** begin **
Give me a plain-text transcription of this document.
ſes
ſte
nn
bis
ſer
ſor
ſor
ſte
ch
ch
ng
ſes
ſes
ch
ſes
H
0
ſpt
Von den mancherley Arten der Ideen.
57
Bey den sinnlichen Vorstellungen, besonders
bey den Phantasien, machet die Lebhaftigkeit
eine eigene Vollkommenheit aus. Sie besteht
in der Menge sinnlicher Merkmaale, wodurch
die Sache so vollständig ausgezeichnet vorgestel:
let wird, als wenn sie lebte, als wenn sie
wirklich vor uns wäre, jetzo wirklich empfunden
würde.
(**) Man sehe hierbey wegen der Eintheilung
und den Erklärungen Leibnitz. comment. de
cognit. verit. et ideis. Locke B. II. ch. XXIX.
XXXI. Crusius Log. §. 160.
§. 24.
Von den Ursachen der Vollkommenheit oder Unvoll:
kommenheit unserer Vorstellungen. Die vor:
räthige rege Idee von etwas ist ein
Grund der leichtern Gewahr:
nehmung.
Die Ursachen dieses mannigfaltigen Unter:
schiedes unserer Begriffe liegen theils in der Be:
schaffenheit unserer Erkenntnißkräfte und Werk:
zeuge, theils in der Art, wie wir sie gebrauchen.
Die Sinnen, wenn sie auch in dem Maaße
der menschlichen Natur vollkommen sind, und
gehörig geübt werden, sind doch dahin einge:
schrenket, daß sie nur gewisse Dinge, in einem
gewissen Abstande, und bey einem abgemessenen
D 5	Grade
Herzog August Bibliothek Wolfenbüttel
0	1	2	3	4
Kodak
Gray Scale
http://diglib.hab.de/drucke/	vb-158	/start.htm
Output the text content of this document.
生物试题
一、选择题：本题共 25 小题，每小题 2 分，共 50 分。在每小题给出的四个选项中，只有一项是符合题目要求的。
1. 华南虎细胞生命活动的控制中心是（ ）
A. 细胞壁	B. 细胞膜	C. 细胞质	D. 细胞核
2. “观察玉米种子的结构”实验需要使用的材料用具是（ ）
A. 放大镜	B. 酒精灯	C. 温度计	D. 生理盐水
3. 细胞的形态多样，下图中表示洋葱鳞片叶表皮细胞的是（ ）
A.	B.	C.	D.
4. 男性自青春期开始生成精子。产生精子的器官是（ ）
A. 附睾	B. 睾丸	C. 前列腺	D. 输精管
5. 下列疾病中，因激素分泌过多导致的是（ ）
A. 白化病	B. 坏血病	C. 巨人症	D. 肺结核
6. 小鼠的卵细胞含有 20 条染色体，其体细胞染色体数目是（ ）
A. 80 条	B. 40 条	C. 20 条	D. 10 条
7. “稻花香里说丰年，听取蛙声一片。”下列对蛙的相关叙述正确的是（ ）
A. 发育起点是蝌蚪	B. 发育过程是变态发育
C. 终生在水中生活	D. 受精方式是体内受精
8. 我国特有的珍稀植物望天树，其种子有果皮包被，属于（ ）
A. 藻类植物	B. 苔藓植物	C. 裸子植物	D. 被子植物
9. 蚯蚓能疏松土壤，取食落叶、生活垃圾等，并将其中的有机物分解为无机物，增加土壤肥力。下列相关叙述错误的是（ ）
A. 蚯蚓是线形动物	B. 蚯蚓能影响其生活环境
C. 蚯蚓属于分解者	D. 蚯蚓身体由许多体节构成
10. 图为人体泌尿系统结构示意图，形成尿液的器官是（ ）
** end **
### DO THIS:
Scan the records above for the string "document", then report every line that contains it.

### REPLY:
Give me a plain-text transcription of this document.
Output the text content of this document.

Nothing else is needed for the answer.